## Task goal:
For the listing underneath, give the count of lines containing the string "TEAM" and nothing further.

:: Items

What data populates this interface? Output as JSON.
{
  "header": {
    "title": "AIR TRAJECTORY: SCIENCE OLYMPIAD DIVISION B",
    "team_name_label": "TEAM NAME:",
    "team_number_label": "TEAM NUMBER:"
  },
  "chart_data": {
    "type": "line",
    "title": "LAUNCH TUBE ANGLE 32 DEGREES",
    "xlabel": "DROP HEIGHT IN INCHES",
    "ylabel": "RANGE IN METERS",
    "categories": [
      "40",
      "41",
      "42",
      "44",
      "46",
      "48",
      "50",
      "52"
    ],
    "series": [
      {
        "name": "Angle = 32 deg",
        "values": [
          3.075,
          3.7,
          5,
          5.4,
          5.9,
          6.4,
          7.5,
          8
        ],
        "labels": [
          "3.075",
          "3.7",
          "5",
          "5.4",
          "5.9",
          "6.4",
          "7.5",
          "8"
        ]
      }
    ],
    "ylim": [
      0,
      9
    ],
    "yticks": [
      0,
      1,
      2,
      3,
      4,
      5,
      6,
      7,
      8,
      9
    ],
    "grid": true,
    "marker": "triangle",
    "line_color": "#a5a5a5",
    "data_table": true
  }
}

::::

## Task solution:
2